Task goal → Write out each line from the data below that includes the word "roads".

Data for the task →
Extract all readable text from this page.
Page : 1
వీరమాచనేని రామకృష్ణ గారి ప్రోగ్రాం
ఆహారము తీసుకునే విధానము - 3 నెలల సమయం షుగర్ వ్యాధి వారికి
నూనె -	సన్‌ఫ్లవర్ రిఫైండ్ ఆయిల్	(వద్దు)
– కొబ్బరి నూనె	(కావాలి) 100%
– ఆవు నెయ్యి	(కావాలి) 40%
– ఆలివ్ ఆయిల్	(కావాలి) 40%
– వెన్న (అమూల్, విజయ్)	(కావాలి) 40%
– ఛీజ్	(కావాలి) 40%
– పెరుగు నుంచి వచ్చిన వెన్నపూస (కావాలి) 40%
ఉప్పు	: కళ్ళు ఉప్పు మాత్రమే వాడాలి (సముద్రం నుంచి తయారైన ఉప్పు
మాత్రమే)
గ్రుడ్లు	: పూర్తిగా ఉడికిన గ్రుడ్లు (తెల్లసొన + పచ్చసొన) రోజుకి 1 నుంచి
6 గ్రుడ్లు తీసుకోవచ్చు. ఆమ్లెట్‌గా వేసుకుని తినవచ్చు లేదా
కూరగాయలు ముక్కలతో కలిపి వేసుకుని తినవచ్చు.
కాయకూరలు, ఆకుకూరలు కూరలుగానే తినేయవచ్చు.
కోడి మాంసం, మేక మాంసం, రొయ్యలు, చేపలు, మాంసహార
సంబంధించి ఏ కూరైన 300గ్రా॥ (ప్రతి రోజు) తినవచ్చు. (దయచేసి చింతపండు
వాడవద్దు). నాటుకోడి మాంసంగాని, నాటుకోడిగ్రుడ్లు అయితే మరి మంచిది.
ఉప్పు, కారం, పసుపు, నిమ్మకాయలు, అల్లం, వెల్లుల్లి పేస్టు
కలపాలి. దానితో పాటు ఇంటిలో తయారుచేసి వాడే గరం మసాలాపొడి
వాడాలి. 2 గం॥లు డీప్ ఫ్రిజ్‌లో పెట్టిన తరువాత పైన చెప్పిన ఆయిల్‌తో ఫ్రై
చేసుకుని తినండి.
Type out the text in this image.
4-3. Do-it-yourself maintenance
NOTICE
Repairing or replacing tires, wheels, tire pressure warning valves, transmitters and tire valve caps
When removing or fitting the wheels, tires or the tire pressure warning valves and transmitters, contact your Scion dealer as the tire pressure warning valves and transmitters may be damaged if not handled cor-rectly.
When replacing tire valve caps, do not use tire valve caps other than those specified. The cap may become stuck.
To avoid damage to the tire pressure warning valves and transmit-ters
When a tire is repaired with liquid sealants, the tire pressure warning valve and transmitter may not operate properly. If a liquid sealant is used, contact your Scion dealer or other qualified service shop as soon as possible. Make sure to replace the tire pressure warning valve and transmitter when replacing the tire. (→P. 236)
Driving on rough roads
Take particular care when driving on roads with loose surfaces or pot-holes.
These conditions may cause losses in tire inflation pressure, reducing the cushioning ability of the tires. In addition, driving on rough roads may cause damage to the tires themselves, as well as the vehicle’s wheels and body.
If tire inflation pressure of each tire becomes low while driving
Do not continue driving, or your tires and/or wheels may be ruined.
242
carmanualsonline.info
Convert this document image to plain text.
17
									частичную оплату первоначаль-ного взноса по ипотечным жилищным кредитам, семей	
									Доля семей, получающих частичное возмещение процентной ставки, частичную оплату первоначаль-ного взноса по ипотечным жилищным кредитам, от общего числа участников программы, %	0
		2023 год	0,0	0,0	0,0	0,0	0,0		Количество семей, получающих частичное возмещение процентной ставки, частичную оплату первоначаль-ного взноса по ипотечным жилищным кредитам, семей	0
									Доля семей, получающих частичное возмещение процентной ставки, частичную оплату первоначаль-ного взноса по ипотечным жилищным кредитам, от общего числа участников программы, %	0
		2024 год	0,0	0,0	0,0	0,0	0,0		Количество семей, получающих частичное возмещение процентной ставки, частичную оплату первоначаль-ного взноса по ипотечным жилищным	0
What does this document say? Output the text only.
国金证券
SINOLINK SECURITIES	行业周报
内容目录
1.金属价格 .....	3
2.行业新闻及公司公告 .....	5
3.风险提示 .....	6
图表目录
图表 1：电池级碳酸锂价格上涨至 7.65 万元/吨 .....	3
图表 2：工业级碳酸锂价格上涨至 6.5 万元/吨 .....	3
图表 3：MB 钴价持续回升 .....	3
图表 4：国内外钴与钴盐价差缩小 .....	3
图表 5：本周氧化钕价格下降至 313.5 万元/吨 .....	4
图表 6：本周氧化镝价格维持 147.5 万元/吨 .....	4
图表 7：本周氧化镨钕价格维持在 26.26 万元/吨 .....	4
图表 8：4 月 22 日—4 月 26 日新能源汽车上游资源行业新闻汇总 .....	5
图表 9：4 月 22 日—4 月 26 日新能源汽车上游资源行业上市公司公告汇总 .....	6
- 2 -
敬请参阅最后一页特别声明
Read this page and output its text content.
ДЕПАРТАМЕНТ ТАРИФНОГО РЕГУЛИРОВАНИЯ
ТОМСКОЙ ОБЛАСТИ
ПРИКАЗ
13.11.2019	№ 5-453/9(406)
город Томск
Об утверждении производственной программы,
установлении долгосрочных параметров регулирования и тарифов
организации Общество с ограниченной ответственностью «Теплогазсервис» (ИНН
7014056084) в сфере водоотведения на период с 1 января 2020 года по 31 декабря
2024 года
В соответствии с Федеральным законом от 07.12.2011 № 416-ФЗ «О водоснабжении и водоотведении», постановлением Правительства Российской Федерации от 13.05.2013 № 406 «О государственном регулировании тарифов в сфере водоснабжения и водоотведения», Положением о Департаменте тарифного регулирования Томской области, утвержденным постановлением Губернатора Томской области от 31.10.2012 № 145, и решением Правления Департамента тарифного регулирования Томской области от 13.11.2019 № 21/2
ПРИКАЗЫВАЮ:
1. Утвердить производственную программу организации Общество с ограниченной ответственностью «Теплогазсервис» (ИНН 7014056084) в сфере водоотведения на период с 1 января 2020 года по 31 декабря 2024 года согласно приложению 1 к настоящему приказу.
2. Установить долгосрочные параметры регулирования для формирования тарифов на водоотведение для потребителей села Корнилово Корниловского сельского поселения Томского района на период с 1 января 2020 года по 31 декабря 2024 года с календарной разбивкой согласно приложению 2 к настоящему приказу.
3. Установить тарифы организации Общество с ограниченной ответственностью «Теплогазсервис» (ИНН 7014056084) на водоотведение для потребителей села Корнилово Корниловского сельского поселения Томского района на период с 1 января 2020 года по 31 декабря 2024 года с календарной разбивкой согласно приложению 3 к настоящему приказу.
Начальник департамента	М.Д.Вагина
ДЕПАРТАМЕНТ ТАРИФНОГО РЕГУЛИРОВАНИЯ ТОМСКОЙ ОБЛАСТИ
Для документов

Response →
Driving on rough roads
Take particular care when driving on roads with loose surfaces or pot-holes.
These conditions may cause losses in tire inflation pressure, reducing the cushioning ability of the tires. In addition, driving on rough roads may cause damage to the tires themselves, as well as the vehicle’s wheels and body.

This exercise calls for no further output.